##### Excerpt

A copyright holder can’t use a court order against the owner of an infringing website to conscript every intermediary service on the internet into helping make that website disappear, EFF and the Computer & Communications Industry Association argued in an amicus brief.
The brief, filed in the U.S. District Court for the Southern District of New York, defends Cloudflare, a San Francisco-based global cloud services provider.
United King Film Distribution – a movie, television, sports and news content producer and provider – sued the creators of Israel.tv, which had streamed content on which United King held copyrights. After the people behind Israel.tv failed to appear in court, United King won a shockingly broad injunction not only against them but also claiming to bind hundreds, maybe thousands of intermediaries, including nearly every Internet service provider in the US, domain name registrars, web designers, shippers, advertising networks, payment processors, banks, and content delivery networks.
United King then sought to enforce that injunction against CDN/reverse proxy service Cloudflare, demanding that Cloudflare be held in contempt of court for refusing to block the streaming site and stop it from ever appearing again.
But the injunction is impermissibly broad, at odds with both Federal Rule of Civil Procedure 65 and the Digital Millennium Copyright Act (DMCA), EFF’s brief argued. It’s like ordering a telephone company to prevent a person from ever having conversations over the company’s network. It will cause collateral harm to numerous internet services and their users by imposing unnecessary costs and compliance burdens. And it could cause intermediaries like Cloudflare to block lawful websites and speech in order to avoid being sanctioned by courts in cases like this.
A copyright holder with an injunction simply can’t conscript every Internet intermediary to help cut every Internet user off from accessing an infringing website. In fact, they can’t conscript even one intermediary without fulfilling the law’s requirements. They would have to show that the intermediary acted in close coordination with the website owners, more than just providing them a basic service. And they would have to limit their injunction to the narrow guidelines allowed under the DMCA, including giving intermediaries a chance to be heard before being ordered to block.

##########
##### Dataset excerpts

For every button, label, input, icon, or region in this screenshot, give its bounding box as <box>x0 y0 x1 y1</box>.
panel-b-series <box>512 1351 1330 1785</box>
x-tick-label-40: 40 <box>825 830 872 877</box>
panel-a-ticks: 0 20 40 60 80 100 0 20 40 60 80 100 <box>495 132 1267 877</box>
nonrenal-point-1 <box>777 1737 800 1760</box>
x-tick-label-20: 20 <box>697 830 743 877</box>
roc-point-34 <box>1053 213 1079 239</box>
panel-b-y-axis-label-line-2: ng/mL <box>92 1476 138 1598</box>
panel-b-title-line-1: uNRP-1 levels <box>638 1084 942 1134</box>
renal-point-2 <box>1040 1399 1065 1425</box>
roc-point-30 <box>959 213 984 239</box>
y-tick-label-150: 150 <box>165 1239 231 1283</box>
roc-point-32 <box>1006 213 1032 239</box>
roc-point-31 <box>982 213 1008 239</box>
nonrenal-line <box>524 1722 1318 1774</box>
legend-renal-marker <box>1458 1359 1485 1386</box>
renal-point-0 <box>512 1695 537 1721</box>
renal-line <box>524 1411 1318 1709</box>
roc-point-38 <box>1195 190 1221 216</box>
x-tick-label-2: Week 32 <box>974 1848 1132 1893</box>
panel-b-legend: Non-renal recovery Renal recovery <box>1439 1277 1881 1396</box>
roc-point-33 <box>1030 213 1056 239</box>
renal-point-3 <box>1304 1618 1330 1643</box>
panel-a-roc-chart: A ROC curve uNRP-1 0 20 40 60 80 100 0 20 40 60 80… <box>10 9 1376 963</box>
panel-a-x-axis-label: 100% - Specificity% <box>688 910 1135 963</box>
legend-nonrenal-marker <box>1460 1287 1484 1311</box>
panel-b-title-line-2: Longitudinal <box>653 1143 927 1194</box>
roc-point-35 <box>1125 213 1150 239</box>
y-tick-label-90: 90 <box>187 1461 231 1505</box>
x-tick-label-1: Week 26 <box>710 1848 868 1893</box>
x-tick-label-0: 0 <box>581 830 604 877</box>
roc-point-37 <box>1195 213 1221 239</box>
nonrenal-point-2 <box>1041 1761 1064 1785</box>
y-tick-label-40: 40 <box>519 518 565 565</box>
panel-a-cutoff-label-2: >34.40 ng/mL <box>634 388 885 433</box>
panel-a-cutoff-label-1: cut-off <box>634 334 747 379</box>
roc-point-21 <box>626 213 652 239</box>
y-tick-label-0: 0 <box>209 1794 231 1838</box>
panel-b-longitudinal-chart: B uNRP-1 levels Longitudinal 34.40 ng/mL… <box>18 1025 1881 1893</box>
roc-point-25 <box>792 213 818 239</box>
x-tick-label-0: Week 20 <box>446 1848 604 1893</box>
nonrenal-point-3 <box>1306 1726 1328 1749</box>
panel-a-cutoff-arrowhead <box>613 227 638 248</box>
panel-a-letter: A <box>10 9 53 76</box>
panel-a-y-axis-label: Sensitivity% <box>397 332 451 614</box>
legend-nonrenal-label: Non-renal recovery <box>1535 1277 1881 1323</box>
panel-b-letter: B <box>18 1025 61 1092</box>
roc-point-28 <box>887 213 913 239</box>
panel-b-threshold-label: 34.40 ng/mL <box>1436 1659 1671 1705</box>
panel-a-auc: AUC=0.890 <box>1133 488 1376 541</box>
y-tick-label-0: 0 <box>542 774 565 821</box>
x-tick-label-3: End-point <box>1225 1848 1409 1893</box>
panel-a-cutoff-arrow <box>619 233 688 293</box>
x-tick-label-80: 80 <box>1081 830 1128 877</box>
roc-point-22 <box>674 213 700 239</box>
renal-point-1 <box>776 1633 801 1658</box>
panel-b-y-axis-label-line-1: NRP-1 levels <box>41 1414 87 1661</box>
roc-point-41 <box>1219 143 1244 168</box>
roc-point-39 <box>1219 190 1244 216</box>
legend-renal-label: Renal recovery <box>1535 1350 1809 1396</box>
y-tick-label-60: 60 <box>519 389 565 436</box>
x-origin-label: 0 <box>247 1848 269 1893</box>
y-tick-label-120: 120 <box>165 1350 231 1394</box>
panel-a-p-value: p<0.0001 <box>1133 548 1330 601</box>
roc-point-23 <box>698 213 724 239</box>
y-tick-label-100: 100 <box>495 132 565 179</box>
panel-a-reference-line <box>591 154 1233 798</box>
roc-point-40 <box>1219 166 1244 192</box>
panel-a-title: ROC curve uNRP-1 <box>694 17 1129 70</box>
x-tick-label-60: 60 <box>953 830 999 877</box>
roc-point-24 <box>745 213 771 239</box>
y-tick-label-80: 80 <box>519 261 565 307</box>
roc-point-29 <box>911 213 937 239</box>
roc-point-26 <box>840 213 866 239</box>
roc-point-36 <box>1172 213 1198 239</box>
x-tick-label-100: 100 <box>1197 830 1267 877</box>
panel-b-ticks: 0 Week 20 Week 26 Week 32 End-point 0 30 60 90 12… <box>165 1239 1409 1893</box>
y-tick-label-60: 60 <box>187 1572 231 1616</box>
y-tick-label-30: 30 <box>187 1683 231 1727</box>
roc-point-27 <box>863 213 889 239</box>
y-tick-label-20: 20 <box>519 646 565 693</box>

##########

Problems to solve:
1. Extract the passage from the article on the Cloudflare case, starting at "United King then" and ending at "cases like this.".
2. Do these statements agree with the article on the Cloudflare case? Answer yes or no for each, quoting the words that decide it.
(a) The brief was filed in the U.S. District Court for the Southern District of New York.
(b) The people behind Israel.tv appeared in court to contest the suit.
(c) Cloudflare is based in Seattle.
3. Answer these questions from the article on the Cloudflare case:
(a) Which organization joined EFF in the amicus brief?
(b) What did United King demand that Cloudflare be held in?
(c) Which federal rule does the brief say the injunction is at odds with?
The listing is unrelated to the article.

Expected results:
1.
United King then sought to enforce that injunction against CDN/reverse proxy service Cloudflare, demanding that Cloudflare be held in contempt of court for refusing to block the streaming site and stop it from ever appearing again.
But the injunction is impermissibly broad, at odds with both Federal Rule of Civil Procedure 65 and the Digital Millennium Copyright Act (DMCA), EFF’s brief argued. It’s like ordering a telephone company to prevent a person from ever having conversations over the company’s network. It will cause collateral harm to numerous internet services and their users by imposing unnecessary costs and compliance burdens. And it could cause intermediaries like Cloudflare to block lawful websites and speech in order to avoid being sanctioned by courts in cases like this.

2.
(a) Yes: "filed in the U.S. District Court for the Southern District of New York"
(b) No: "the people behind Israel.tv failed to appear in court"
(c) No: "a San Francisco-based global cloud services provider"

3.
(a) The Computer & Communications Industry Association
(b) Contempt of court
(c) Federal Rule of Civil Procedure 65